# Article start
Time Passes, Reality Bites – A Visit from the Goon Squad

‘A Visit from the Goon Squad’ by Jennifer Egan (winner of the Pulitzer prize for fiction 2011) was recommended in a comment on my post ‘Why People don’t read short stories’ and I then had the good fortune to swap books with a book buddy and was delighted to discover that this was the treasure she was trading.

There has been much discussion already about the title; what exactly is a ‘goon’ and is this even a relevant question? I decided not to search for an answer and instead to come up with my instinctive response at the end, I prefer to hazard a wild guess although the cynic in me did wonder if it wasn’t just a gimmick.

A novel or a set of stories, each chapter is separate yet connected by the barest of threads to the previous, sufficient to surmise a pattern, although like many creations, the complete picture does not become clear until the work is finished. It reminds me of six degrees of separation, that we are all connected and that even when we are, there are gaps in history’s, we only ever know part of a person’s story.

It is a testament to Egan’s writing  and one of its strengths that her book reads like a novel because we are immediately drawn into and engaged within the world of her well cast characters, mentioned briefly in one chapter, discovered in depth in the next, it is not like starting a completely different story, more like starting an abstract jigsaw puzzle in opposite corners knowing that eventually the pieces should add up. We read and make the connections, searching for them, perhaps even creating them ourselves. I wonder, is that my imagination at work or the writer’s – or both working in unison?

We encounter this in Italo Calvino’s ‘If on a Winter Night a Traveller’ and also in Alice Hoffman’s ‘Blackbird House’, a slim thread enough to spur the reader on in the quest for enlightenment.
# Article end
# Data extract start
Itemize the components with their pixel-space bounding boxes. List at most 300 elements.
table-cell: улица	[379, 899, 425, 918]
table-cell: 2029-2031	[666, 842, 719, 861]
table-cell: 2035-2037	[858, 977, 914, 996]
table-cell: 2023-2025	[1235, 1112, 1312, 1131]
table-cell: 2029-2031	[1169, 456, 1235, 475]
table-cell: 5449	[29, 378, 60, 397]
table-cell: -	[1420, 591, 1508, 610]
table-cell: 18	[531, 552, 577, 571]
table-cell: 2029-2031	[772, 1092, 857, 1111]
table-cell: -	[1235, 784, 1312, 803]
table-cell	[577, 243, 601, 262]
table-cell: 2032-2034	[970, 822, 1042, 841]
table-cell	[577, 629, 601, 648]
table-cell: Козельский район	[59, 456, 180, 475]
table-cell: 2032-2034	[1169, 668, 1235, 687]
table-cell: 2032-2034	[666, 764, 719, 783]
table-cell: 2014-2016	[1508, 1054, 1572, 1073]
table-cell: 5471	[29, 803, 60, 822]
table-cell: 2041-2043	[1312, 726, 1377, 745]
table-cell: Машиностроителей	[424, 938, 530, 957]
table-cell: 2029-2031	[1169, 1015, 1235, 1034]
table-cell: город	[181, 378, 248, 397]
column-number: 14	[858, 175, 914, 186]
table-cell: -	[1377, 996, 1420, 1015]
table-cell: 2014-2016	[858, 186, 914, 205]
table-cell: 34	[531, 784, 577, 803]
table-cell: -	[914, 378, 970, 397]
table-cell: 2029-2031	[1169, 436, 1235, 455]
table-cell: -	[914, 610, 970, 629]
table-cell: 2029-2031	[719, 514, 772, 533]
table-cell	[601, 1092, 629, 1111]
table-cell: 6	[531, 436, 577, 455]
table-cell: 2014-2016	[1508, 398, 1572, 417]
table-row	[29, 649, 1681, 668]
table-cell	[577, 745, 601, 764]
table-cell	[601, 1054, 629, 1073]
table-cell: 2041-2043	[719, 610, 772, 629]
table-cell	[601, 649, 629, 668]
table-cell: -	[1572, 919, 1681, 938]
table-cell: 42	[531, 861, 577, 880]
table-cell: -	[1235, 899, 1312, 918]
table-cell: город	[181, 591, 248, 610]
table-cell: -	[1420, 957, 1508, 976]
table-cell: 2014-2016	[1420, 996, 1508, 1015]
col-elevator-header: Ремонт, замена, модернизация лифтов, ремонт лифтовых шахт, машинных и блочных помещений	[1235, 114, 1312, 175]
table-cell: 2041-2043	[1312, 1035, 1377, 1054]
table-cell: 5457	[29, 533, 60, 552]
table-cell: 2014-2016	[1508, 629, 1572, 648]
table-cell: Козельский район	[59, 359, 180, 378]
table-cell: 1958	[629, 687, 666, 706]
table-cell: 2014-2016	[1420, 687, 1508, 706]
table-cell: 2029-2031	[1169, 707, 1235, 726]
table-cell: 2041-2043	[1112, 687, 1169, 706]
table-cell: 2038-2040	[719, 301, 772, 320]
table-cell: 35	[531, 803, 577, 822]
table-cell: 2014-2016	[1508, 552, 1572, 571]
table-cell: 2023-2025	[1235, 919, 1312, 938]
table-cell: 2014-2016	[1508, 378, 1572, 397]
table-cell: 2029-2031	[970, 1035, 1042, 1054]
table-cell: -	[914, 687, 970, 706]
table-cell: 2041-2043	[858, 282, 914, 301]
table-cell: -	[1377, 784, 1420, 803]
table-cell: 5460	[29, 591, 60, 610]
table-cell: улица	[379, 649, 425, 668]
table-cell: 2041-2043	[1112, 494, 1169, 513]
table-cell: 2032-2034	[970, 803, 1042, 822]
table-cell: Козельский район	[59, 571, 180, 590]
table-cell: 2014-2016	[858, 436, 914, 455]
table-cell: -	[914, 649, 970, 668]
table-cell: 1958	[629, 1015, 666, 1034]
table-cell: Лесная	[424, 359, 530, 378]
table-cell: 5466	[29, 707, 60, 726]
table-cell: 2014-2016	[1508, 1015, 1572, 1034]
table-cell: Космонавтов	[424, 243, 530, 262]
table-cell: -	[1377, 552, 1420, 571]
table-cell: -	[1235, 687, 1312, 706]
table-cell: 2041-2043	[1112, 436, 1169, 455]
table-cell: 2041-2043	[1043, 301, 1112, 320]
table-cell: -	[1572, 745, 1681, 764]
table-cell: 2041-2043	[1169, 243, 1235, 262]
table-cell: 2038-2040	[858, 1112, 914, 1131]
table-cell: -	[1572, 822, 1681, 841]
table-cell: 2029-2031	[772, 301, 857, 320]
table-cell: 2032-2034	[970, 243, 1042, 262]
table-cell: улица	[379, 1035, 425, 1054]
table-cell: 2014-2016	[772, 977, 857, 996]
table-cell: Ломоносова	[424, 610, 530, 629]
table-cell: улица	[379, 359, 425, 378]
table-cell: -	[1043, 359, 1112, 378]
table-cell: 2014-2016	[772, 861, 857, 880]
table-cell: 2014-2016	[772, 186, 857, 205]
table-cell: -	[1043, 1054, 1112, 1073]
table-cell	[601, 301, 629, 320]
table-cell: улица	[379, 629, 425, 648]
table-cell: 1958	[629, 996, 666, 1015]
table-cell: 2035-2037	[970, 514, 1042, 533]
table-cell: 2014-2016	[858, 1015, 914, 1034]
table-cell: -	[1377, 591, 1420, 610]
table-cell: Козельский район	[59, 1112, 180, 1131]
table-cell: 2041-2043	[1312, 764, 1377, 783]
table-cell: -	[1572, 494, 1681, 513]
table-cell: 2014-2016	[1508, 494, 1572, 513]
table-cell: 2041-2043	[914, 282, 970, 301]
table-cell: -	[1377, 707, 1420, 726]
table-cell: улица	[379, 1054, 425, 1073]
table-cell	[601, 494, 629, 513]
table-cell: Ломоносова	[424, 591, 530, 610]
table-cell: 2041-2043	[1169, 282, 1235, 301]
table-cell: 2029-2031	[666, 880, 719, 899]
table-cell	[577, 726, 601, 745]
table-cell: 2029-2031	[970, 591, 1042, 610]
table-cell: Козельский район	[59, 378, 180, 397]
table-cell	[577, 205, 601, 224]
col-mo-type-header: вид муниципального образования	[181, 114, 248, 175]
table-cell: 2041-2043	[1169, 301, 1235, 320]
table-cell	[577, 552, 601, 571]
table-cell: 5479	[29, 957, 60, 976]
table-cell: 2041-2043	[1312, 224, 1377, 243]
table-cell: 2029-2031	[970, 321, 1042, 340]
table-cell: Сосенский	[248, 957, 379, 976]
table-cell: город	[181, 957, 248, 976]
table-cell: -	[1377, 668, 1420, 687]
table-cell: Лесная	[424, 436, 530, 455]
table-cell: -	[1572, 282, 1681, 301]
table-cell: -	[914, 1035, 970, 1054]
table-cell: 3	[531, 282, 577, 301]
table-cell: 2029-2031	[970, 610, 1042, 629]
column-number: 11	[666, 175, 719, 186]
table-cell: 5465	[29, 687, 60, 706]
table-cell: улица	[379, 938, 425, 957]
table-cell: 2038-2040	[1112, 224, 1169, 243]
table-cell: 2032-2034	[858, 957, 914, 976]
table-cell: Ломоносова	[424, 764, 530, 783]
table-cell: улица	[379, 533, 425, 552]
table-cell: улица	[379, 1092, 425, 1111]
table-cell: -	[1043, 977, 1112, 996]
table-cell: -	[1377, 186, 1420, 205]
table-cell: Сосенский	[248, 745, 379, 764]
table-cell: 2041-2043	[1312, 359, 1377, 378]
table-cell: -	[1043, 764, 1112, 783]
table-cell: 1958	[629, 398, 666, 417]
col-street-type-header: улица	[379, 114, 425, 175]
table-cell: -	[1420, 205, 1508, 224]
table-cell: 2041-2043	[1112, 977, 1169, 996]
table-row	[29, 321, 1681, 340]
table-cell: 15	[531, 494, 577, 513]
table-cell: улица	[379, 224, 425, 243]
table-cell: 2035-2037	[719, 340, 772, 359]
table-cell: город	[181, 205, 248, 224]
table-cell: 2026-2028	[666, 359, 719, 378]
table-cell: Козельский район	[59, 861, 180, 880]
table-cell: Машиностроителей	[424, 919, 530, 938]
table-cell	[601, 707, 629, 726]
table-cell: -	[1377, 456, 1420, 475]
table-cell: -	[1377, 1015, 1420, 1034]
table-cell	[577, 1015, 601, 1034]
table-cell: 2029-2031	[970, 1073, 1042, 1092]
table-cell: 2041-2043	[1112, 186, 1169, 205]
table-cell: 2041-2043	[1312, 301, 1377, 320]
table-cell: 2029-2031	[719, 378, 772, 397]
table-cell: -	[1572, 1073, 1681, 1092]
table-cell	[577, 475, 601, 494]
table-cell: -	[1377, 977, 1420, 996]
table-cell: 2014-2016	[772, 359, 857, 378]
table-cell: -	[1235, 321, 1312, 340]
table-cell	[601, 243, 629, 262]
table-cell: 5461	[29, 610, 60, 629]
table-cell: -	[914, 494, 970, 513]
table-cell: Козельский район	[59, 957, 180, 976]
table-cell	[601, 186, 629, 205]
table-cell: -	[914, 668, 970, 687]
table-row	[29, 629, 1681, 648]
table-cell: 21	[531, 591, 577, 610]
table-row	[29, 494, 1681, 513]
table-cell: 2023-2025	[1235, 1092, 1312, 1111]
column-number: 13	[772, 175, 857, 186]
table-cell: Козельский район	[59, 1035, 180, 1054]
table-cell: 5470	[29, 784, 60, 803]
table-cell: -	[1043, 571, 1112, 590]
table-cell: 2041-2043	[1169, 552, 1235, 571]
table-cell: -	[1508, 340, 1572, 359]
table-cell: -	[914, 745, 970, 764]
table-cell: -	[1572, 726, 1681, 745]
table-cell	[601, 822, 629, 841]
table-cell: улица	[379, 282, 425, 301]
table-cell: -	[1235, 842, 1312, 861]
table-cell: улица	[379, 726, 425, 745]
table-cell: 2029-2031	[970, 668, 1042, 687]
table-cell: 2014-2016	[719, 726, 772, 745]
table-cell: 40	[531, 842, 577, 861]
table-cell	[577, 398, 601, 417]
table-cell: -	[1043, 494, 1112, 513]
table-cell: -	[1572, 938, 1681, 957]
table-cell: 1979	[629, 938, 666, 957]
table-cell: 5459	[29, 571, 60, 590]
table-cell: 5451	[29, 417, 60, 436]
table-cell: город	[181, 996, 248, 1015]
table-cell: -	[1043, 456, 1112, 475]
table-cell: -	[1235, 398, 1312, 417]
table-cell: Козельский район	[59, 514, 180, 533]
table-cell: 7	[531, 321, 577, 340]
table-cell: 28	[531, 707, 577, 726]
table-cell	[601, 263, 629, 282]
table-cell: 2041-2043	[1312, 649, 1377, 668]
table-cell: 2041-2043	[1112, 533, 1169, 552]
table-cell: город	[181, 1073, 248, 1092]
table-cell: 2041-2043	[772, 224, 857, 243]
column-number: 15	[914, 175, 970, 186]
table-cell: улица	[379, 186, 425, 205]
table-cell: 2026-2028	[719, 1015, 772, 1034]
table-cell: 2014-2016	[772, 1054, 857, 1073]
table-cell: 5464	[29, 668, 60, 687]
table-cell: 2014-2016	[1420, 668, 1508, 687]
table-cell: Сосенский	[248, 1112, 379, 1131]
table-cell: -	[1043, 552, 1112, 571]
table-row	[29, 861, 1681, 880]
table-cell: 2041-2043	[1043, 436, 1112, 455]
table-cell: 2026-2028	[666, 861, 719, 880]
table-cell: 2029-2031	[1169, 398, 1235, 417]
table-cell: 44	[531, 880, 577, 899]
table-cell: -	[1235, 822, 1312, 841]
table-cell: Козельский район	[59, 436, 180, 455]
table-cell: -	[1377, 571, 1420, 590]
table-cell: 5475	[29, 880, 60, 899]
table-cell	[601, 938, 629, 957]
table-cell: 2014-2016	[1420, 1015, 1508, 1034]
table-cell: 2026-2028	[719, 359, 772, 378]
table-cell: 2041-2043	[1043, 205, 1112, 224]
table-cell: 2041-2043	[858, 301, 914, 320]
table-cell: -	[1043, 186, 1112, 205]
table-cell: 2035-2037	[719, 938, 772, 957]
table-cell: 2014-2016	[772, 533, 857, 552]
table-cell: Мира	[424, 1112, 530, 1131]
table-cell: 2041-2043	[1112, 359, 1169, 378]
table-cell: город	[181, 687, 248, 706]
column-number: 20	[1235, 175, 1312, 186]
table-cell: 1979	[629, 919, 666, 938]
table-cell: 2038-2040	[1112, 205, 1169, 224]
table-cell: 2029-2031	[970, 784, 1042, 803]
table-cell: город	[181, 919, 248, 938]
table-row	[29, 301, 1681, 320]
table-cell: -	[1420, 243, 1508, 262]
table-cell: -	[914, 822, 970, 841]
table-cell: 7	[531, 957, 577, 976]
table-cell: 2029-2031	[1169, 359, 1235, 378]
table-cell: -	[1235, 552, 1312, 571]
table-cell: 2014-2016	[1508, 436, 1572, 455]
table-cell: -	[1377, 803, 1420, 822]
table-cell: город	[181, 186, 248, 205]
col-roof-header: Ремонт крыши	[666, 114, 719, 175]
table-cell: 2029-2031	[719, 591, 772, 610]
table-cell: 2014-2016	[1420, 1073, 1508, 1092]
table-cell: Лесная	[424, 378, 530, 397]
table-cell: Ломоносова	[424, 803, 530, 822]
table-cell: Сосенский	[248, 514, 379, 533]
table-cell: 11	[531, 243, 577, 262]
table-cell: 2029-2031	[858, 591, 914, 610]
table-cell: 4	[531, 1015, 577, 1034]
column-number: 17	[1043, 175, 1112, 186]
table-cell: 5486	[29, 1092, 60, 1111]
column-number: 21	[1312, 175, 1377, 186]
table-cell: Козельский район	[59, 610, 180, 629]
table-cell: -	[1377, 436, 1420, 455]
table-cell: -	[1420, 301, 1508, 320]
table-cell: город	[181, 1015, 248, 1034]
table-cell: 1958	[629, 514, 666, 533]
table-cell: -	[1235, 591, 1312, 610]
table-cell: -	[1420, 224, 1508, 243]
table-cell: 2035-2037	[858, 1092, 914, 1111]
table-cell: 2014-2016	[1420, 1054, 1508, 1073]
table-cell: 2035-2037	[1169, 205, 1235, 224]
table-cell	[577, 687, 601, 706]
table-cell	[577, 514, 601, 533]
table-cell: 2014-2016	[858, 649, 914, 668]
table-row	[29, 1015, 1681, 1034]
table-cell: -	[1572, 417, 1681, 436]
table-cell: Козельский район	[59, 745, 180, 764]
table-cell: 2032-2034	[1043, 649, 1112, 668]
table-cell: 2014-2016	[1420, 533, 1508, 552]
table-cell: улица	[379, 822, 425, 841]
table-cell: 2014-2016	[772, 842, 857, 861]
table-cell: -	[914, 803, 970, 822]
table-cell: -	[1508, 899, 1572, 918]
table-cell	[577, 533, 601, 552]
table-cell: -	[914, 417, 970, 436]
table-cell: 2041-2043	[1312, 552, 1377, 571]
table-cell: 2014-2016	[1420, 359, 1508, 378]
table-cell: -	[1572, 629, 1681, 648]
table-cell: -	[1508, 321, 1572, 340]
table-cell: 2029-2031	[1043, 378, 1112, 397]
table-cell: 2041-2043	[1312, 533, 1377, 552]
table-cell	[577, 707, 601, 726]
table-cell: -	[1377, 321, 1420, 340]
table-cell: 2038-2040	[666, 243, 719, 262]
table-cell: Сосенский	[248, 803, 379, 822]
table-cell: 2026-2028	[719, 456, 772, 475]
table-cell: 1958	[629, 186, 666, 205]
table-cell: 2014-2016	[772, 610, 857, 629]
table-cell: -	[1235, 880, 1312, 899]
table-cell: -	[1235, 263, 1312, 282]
# Data extract end
=== Direction A ===
List every book named in the Goon Squad review, pairing each title with the author the review gives.
=== Direction B ===
Condense the review's paragraph beginning "A novel or a set of stories" into two shorter sentences, keeping its main points.
The entries are not needed for this work.

=== Full response A ===
- A Visit from the Goon Squad: Jennifer Egan
- If on a Winter Night a Traveller: Italo Calvino
- Blackbird House: Alice Hoffman

=== Full response B ===
Each chapter stands apart yet links to the one before by a thin thread, hinting at a pattern that becomes fully clear only once the work is finished. This recalls six degrees of separation: all are connected, but gaps remain, so we only ever know part of a person's story.